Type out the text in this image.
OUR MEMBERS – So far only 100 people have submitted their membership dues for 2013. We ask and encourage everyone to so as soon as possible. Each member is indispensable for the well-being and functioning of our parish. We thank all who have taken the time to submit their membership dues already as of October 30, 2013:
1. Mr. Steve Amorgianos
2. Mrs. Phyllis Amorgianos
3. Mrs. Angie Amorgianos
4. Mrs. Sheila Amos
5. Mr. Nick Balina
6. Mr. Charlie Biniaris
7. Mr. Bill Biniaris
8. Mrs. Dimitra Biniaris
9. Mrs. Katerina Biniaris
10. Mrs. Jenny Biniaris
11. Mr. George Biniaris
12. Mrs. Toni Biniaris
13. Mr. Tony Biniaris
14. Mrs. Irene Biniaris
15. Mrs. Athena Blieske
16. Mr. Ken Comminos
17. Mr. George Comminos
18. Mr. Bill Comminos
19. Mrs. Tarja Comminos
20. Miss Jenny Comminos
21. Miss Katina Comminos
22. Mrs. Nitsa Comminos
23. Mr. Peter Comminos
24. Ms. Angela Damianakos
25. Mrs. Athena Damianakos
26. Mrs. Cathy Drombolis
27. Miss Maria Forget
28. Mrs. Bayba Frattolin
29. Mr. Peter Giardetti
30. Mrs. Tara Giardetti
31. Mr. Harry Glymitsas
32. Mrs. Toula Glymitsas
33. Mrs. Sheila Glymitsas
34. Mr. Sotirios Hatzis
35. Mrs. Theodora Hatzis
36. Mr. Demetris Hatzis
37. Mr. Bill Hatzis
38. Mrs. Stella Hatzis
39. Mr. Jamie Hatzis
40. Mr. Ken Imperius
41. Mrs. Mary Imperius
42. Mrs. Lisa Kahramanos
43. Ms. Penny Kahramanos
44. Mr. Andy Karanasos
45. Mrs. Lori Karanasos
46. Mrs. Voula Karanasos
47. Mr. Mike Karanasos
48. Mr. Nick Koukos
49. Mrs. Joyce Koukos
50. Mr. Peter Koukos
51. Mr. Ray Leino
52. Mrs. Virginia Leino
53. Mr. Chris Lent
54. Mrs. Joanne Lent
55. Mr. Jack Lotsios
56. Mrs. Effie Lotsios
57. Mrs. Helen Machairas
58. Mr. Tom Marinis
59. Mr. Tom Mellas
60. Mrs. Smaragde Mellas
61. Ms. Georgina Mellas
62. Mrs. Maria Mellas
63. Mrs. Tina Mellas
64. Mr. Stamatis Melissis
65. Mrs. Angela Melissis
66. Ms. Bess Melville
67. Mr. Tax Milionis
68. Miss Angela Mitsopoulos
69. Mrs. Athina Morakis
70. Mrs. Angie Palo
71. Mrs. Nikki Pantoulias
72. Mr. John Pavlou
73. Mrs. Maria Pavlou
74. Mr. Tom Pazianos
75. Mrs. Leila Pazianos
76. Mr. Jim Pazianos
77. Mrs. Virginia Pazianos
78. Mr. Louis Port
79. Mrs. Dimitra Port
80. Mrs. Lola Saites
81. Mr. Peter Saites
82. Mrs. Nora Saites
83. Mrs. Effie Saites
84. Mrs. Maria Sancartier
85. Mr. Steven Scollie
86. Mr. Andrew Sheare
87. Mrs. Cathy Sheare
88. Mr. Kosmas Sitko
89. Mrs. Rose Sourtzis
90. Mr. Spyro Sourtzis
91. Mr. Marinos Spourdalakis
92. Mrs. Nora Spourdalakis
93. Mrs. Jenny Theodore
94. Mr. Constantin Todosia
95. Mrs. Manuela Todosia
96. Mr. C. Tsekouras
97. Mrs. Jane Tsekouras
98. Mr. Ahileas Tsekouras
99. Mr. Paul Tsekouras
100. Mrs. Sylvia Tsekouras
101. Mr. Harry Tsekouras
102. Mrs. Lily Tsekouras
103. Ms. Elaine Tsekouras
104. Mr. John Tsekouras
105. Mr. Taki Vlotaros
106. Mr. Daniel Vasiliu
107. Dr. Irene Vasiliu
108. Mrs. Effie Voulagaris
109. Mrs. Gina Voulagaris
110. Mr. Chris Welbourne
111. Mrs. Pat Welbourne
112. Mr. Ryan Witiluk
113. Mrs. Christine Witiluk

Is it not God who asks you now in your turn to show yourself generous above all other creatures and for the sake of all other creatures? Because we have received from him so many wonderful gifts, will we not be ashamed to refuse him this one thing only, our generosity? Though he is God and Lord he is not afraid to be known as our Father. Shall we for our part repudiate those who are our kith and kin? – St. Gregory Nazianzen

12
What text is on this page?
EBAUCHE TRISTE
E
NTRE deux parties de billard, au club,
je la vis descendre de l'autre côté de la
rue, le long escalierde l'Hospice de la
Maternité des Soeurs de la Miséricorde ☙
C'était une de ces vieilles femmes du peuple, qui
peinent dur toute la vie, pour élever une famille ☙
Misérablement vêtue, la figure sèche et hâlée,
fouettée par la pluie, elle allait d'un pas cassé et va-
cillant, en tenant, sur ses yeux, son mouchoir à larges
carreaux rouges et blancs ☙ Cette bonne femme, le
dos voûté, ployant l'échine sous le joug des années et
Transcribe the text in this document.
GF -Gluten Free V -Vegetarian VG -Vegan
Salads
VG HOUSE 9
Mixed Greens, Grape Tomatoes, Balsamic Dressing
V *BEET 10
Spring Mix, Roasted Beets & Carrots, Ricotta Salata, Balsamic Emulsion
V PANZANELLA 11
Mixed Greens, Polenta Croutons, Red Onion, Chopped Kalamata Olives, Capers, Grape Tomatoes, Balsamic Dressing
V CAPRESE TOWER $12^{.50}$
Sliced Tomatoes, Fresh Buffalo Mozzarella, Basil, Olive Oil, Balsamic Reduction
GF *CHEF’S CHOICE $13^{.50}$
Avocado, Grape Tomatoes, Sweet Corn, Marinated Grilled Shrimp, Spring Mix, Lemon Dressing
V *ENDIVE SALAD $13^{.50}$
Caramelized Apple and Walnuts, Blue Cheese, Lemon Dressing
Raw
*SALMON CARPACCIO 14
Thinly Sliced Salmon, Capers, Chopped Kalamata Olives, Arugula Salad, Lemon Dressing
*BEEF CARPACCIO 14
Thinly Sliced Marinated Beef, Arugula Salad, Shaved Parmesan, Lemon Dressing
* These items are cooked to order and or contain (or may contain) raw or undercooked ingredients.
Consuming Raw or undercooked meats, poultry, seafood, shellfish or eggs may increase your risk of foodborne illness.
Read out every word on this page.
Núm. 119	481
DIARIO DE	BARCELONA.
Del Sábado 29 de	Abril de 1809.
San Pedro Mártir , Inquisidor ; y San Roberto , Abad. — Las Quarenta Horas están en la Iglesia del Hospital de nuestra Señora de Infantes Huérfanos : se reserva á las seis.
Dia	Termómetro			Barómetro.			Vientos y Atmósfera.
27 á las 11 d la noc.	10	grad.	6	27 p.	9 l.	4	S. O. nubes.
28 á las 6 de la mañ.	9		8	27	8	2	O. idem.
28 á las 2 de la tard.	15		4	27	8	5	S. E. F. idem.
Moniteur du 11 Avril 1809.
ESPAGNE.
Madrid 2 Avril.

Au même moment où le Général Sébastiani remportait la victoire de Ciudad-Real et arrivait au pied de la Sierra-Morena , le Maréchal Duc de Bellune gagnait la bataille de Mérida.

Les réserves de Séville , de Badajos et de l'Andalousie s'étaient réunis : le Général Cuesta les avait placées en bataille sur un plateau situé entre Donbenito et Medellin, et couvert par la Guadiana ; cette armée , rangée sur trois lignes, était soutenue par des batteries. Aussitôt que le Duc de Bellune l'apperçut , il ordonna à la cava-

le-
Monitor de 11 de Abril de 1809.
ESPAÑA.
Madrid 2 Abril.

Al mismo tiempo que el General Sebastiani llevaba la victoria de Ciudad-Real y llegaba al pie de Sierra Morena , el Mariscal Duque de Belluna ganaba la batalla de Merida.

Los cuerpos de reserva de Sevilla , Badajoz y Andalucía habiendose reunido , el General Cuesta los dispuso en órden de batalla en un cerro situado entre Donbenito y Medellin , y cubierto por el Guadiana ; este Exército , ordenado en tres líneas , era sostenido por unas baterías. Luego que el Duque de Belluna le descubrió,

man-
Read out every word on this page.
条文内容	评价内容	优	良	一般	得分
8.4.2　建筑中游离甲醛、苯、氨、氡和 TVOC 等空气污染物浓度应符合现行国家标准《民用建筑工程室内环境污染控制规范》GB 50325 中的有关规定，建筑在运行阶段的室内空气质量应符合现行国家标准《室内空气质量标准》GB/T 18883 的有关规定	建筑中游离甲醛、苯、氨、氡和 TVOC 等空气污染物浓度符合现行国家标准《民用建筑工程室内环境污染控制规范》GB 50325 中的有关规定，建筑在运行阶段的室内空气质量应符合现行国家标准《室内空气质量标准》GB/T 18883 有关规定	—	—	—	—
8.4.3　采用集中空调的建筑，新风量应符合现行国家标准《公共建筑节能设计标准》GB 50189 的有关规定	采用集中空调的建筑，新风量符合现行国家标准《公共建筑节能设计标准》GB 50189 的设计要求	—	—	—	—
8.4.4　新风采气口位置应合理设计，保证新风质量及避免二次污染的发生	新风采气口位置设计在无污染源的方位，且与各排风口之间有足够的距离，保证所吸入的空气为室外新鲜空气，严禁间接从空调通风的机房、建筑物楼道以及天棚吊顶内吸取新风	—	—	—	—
-------------------------
YOUR GOAL :: Lines from the records above that hold "Hatzis" are the ones to list.

FULL SOLUTION ::
34. Mr. Sotirios Hatzis
35. Mrs. Theodora Hatzis
36. Mr. Demetris Hatzis
37. Mr. Bill Hatzis
38. Mrs. Stella Hatzis
39. Mr. Jamie Hatzis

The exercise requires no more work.